● **WHAT YOU NEED TO DO**
Copy out the records in full, word for word, without pictures.

● **ROWS**
— BEGIN —

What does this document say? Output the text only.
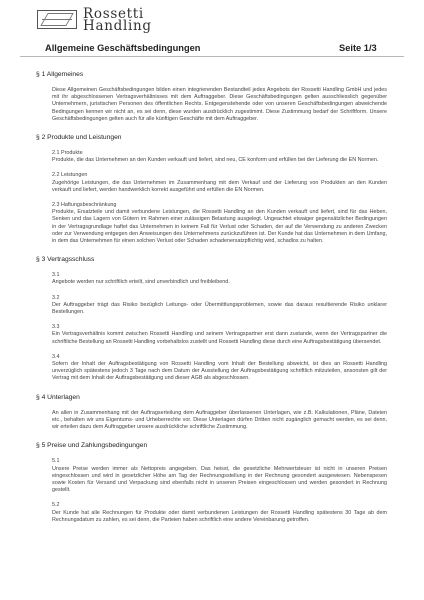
Rossetti
Handling
Allgemeine Geschäftsbedingungen	Seite 1/3
§ 1 Allgemeines
Diese Allgemeinen Geschäftsbedingungen bilden einen integrierenden Bestandteil jedes Angebots der Rossetti Handling GmbH und jedes mit ihr abgeschlossenen Vertragsverhältnisses mit dem Auftraggeber. Diese Geschäftsbedingungen gelten ausschliesslich gegenüber Unternehmern, juristischen Personen des öffentlichen Rechts. Entgegenstehende oder von unseren Geschäftsbedingungen abweichende Bedingungen kennen wir nicht an, es sei denn, diese wurden ausdrücklich zugestimmt. Diese Zustimmung bedarf der Schriftform. Unsere Geschäftsbedingungen gelten auch für alle künftigen Geschäfte mit dem Auftraggeber.
§ 2 Produkte und Leistungen
2.1 Produkte
Produkte, die das Unternehmen an den Kunden verkauft und liefert, sind neu, CE konform und erfüllen bei der Lieferung die EN Normen.
2.2 Leistungen
Zugehörige Leistungen, die das Unternehmen im Zusammenhang mit dem Verkauf und der Lieferung von Produkten an den Kunden verkauft und liefert, werden handwerklich korrekt ausgeführt und erfüllen die EN Normen.
2.3 Haftungsbeschränkung
Produkte, Ersatzteile und damit verbundene Leistungen, die Rossetti Handling an den Kunden verkauft und liefert, sind für das Heben, Senken und das Lagern von Gütern im Rahmen einer zulässigen Belastung ausgelegt. Ungeachtet etwaiger gegensätzlicher Bedingungen in der Vertragsgrundlage haftet das Unternehmen in keinem Fall für Verlust oder Schaden, der auf die Verwendung zu anderen Zwecken oder zur Verwendung entgegen den Anweisungen des Unternehmens zurückzuführen ist. Der Kunde hat das Unternehmen in dem Umfang, in dem das Unternehmen für einen solchen Verlust oder Schaden schadenersatzpflichtig wird, schadlos zu halten.
§ 3 Vertragsschluss
3.1
Angebote werden nur schriftlich erteilt, sind unverbindlich und freibleibend.
3.2
Der Auftraggeber trägt das Risiko bezüglich Leitungs- oder Übermittlungsproblemen, sowie das daraus resultierende Risiko unklarer Bestellungen.
3.3
Ein Vertragsverhältnis kommt zwischen Rossetti Handling und seinem Vertragspartner erst dann zustande, wenn der Vertragspartner die schriftliche Bestellung an Rossetti Handling vorbehaltslos zustellt und Rossetti Handling diese durch eine Auftragsbestätigung übersendet.
3.4
Sofern der Inhalt der Auftragsbestätigung von Rossetti Handling vom Inhalt der Bestellung abweicht, ist dies an Rossetti Handling unverzüglich spätestens jedoch 3 Tage nach dem Datum der Ausstellung der Auftragsbestätigung schriftlich mitzuteilen, ansonsten gilt der Vertrag mit dem Inhalt der Auftragsbestätigung und dieser AGB als abgeschlossen.
§ 4 Unterlagen
An allen in Zusammenhang mit der Auftragserteilung dem Auftraggeber überlassenen Unterlagen, wie z.B. Kalkulationen, Pläne, Dateien etc., behalten wir uns Eigentums- und Urheberrechte vor. Diese Unterlagen dürfen Dritten nicht zugänglich gemacht werden, es sei denn, wir erteilen dazu dem Auftraggeber unsere ausdrückliche schriftliche Zustimmung.
§ 5 Preise und Zahlungsbedingungen
5.1
Unsere Preise werden immer als Nettopreis angegeben. Das heisst, die gesetzliche Mehrwertsteuer ist nicht in unseren Preisen eingeschlossen und wird in gesetzlicher Höhe am Tag der Rechnungsstellung in der Rechnung gesondert ausgewiesen. Nebenspesen sowie Kosten für Versand und Verpackung sind ebenfalls nicht in unseren Preisen eingeschlossen und werden gesondert in Rechnung gestellt.
5.2
Der Kunde hat alle Rechnungen für Produkte oder damit verbundenen Leistungen der Rossetti Handling spätestens 30 Tage ab dem Rechnungsdatum zu zahlen, es sei denn, die Parteien haben schriftlich eine andere Vereinbarung getroffen.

— END —

● **REPLY**
What does this document say? Output the text only.
Rossetti
Handling
Allgemeine Geschäftsbedingungen	Seite 1/3
§ 1 Allgemeines
Diese Allgemeinen Geschäftsbedingungen bilden einen integrierenden Bestandteil jedes Angebots der Rossetti Handling GmbH und jedes mit ihr abgeschlossenen Vertragsverhältnisses mit dem Auftraggeber. Diese Geschäftsbedingungen gelten ausschliesslich gegenüber Unternehmern, juristischen Personen des öffentlichen Rechts. Entgegenstehende oder von unseren Geschäftsbedingungen abweichende Bedingungen kennen wir nicht an, es sei denn, diese wurden ausdrücklich zugestimmt. Diese Zustimmung bedarf der Schriftform. Unsere Geschäftsbedingungen gelten auch für alle künftigen Geschäfte mit dem Auftraggeber.
§ 2 Produkte und Leistungen
2.1 Produkte
Produkte, die das Unternehmen an den Kunden verkauft und liefert, sind neu, CE konform und erfüllen bei der Lieferung die EN Normen.
2.2 Leistungen
Zugehörige Leistungen, die das Unternehmen im Zusammenhang mit dem Verkauf und der Lieferung von Produkten an den Kunden verkauft und liefert, werden handwerklich korrekt ausgeführt und erfüllen die EN Normen.
2.3 Haftungsbeschränkung
Produkte, Ersatzteile und damit verbundene Leistungen, die Rossetti Handling an den Kunden verkauft und liefert, sind für das Heben, Senken und das Lagern von Gütern im Rahmen einer zulässigen Belastung ausgelegt. Ungeachtet etwaiger gegensätzlicher Bedingungen in der Vertragsgrundlage haftet das Unternehmen in keinem Fall für Verlust oder Schaden, der auf die Verwendung zu anderen Zwecken oder zur Verwendung entgegen den Anweisungen des Unternehmens zurückzuführen ist. Der Kunde hat das Unternehmen in dem Umfang, in dem das Unternehmen für einen solchen Verlust oder Schaden schadenersatzpflichtig wird, schadlos zu halten.
§ 3 Vertragsschluss
3.1
Angebote werden nur schriftlich erteilt, sind unverbindlich und freibleibend.
3.2
Der Auftraggeber trägt das Risiko bezüglich Leitungs- oder Übermittlungsproblemen, sowie das daraus resultierende Risiko unklarer Bestellungen.
3.3
Ein Vertragsverhältnis kommt zwischen Rossetti Handling und seinem Vertragspartner erst dann zustande, wenn der Vertragspartner die schriftliche Bestellung an Rossetti Handling vorbehaltslos zustellt und Rossetti Handling diese durch eine Auftragsbestätigung übersendet.
3.4
Sofern der Inhalt der Auftragsbestätigung von Rossetti Handling vom Inhalt der Bestellung abweicht, ist dies an Rossetti Handling unverzüglich spätestens jedoch 3 Tage nach dem Datum der Ausstellung der Auftragsbestätigung schriftlich mitzuteilen, ansonsten gilt der Vertrag mit dem Inhalt der Auftragsbestätigung und dieser AGB als abgeschlossen.
§ 4 Unterlagen
An allen in Zusammenhang mit der Auftragserteilung dem Auftraggeber überlassenen Unterlagen, wie z.B. Kalkulationen, Pläne, Dateien etc., behalten wir uns Eigentums- und Urheberrechte vor. Diese Unterlagen dürfen Dritten nicht zugänglich gemacht werden, es sei denn, wir erteilen dazu dem Auftraggeber unsere ausdrückliche schriftliche Zustimmung.
§ 5 Preise und Zahlungsbedingungen
5.1
Unsere Preise werden immer als Nettopreis angegeben. Das heisst, die gesetzliche Mehrwertsteuer ist nicht in unseren Preisen eingeschlossen und wird in gesetzlicher Höhe am Tag der Rechnungsstellung in der Rechnung gesondert ausgewiesen. Nebenspesen sowie Kosten für Versand und Verpackung sind ebenfalls nicht in unseren Preisen eingeschlossen und werden gesondert in Rechnung gestellt.
5.2
Der Kunde hat alle Rechnungen für Produkte oder damit verbundenen Leistungen der Rossetti Handling spätestens 30 Tage ab dem Rechnungsdatum zu zahlen, es sei denn, die Parteien haben schriftlich eine andere Vereinbarung getroffen.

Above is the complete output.